[START Data excerpts]

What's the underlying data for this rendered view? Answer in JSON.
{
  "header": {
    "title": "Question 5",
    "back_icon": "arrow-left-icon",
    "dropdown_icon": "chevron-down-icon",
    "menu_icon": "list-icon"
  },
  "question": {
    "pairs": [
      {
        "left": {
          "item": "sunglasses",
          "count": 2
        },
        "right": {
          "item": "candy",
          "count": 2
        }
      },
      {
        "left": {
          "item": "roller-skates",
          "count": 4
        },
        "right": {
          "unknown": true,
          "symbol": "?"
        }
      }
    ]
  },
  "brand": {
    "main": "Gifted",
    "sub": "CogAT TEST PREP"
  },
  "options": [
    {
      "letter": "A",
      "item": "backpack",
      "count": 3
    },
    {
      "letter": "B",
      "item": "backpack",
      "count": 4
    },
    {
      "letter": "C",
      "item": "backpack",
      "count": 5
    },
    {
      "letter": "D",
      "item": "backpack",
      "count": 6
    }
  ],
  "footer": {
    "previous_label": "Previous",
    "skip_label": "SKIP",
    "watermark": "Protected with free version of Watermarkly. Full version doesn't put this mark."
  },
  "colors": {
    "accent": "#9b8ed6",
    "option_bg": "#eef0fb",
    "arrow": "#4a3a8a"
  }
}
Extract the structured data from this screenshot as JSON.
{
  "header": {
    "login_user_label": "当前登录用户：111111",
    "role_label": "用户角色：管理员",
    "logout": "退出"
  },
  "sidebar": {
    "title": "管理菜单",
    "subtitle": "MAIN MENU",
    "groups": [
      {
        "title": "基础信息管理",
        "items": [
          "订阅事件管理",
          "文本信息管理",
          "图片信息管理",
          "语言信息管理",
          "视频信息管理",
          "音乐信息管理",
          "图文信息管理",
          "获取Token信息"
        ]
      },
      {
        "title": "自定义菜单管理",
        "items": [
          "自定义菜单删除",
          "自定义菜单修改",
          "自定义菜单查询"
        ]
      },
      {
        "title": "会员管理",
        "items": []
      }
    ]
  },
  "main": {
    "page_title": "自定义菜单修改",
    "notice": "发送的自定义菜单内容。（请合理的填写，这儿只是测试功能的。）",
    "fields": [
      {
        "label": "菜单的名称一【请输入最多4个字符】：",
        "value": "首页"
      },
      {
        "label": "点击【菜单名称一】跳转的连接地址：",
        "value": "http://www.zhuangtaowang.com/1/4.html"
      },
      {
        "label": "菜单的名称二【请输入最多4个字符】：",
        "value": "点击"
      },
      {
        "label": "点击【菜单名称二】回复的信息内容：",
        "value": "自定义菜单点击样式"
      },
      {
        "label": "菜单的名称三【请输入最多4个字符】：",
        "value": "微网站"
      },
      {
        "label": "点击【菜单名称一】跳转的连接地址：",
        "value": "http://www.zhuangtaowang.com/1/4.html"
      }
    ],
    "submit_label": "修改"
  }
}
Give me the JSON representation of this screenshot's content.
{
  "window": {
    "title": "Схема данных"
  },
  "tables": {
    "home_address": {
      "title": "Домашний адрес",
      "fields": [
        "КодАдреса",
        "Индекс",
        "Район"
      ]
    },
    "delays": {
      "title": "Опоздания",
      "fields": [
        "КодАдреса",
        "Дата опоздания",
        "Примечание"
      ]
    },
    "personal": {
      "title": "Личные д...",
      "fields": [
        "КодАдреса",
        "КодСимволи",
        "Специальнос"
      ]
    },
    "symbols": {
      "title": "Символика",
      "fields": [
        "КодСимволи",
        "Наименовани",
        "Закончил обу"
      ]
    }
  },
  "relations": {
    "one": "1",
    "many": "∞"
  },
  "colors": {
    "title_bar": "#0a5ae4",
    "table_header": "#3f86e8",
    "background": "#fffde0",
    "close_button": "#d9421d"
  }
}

[END Data excerpts]

Examine the records and pull out every line where the string "screenshot" occurs.

■ Answer to the task
Extract the structured data from this screenshot as JSON.
Give me the JSON representation of this screenshot's content.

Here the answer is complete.